0

I have a string (from an API call) that looks something like this:

val=

{input:a,matches:[{in:["w","x","y","z"],output:{num1:0d-2,num2:7.0d-1}},
{in:["w","x"],output:{num1:0d-2,num2:8.0d-1}}]}

I need to do temp=json.loads(val); but the problem is that the string is not a valid JSON. The keys and values do not have the quotes around them. I tried explicitly putting the quotes and that worked.

How can I programatically include the quotes for such a string before reading it as a JSON?

Also, how can I replace the numbers scientific notations with decimals? eg. 0d-2 becomes "0" and 8.0d-1 becomes "0.8"?

Exercise instructions: Extend the forum post about making an unquoted API string readable as JSON, picking up right after its last sentence.

[Records from a collection]
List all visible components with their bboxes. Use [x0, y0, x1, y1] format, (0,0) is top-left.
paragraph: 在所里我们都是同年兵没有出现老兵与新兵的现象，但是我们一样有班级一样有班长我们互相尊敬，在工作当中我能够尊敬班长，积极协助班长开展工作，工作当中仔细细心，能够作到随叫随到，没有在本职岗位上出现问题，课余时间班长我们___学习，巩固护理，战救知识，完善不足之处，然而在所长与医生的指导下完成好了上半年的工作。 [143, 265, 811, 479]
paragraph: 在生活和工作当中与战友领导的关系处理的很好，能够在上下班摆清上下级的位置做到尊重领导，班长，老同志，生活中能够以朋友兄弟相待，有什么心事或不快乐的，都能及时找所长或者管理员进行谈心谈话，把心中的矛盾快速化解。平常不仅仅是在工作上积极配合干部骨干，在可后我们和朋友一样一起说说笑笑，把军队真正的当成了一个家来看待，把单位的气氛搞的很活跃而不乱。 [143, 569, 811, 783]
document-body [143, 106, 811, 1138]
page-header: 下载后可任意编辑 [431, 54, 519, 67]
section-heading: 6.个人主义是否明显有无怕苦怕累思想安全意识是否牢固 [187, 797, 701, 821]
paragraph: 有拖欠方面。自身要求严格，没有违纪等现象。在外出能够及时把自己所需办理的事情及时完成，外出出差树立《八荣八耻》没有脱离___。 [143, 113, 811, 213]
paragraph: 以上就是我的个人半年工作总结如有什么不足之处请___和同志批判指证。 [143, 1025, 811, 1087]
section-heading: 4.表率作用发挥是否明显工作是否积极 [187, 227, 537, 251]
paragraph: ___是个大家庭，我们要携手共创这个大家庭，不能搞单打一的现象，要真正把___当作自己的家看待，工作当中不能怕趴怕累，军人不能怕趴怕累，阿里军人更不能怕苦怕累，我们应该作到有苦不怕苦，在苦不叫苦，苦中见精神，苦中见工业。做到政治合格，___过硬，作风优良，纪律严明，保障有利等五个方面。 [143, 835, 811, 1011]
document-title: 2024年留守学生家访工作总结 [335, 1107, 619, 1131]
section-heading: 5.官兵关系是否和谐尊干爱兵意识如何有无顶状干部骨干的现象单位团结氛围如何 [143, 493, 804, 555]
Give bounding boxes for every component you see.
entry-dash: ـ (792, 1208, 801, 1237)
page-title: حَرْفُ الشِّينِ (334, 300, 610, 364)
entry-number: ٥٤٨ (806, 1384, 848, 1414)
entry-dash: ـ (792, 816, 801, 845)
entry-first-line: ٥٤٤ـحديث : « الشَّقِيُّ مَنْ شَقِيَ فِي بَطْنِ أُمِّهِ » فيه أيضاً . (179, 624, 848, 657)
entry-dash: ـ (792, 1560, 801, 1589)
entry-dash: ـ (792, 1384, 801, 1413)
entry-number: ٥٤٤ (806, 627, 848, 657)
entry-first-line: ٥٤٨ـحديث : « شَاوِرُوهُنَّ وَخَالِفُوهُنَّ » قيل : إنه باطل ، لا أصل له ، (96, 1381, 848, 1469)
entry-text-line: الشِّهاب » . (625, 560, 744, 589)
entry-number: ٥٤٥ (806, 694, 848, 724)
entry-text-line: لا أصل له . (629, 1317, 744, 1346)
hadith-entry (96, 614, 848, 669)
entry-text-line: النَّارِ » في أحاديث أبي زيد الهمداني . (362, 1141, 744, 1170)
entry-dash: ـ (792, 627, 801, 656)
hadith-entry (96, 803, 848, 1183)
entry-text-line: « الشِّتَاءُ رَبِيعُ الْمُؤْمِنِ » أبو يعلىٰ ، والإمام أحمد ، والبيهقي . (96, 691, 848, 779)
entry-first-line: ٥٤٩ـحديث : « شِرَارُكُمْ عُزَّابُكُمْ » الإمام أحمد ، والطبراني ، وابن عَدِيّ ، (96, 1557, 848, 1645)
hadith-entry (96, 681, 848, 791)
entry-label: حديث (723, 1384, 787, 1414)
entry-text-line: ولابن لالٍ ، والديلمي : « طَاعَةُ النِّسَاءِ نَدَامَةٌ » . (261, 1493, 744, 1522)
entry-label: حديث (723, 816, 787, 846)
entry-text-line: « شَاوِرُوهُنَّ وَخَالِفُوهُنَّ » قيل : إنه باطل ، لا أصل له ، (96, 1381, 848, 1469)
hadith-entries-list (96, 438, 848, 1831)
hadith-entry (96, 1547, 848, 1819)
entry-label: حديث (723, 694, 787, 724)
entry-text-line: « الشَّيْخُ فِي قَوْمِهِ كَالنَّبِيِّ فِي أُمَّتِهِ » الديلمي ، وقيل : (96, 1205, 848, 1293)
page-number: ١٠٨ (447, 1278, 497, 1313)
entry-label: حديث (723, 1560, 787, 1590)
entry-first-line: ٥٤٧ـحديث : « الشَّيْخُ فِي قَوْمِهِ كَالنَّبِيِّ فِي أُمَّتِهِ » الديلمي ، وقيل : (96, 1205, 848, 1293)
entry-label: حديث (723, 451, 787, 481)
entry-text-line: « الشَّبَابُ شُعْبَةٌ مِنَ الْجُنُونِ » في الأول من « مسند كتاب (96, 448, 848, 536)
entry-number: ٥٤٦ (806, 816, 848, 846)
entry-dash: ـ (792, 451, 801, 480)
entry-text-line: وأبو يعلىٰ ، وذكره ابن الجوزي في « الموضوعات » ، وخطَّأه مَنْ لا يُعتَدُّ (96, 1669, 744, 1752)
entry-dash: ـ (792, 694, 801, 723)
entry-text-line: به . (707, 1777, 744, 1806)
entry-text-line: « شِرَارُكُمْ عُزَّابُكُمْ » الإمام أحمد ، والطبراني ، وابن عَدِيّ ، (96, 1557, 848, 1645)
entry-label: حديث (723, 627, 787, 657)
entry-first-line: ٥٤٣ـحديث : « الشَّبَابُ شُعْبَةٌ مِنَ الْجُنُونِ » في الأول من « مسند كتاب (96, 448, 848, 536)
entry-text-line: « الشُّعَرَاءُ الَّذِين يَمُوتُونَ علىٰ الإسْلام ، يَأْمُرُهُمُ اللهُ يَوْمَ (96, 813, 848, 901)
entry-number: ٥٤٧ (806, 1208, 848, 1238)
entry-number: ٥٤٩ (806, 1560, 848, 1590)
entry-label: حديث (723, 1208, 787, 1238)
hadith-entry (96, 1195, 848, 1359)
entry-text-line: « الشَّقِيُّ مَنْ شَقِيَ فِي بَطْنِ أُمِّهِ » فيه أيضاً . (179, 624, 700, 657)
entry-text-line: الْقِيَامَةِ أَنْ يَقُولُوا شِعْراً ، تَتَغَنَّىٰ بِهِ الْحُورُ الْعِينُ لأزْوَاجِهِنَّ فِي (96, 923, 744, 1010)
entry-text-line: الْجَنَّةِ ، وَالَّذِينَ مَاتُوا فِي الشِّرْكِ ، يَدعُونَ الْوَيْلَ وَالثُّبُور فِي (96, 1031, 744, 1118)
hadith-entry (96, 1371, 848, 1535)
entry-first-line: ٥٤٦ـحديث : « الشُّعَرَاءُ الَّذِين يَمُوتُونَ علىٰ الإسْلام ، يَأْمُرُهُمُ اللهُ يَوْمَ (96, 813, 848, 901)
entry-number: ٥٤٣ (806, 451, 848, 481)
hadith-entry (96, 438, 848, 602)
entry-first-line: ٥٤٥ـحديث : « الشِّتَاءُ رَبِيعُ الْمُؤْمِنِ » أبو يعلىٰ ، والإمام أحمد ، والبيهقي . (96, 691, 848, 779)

In response:
  • You can, but it is not reliable. The best way forward is to contact the provider of this API. They should follow the JSON standards. BTW that "scientific notation" looks weird. Is the -2 about the exponent or about the mantissa? In standard scientific notation 0E-2 would still be 0. – trincot Feb 07 '22 at 11:33
  • it looks "something like this" or "exactly like this"? Is "val=" part of the string or `val` is the variable containing the string? And if it's a string why it's not between quotes? –  Feb 07 '22 at 11:40
  • Yes I think "0d-2" is "0" only, but "7.0d-1" implies "0.7" and so on... Regarding contacting the API provider, I have done that but the changes will take a while, hence need a temporary workaround for this... – Debapratim Chakraborty Feb 07 '22 at 11:42
  • `val` is the variable. I formatted the string to make it a little more readable. Here's the raw version of it : `val="{input:a,matches:[{in:[\"w\",\"x\",\"y\",\"z\"],output:{num1:0d-2,num2:7.0d-1}},{in:[\"w\",\"x\"],output:{num1:0d-2,num2:8.0d-1}}]}"` – Debapratim Chakraborty Feb 07 '22 at 11:45
  • That does not look like JSON, can you add response content type header to the context? maybe it is some wired RPC message – Andrzej Bistram Feb 07 '22 at 11:58

1 Answers1

1

You could catch anything thats a string with regex and replace it accordingly.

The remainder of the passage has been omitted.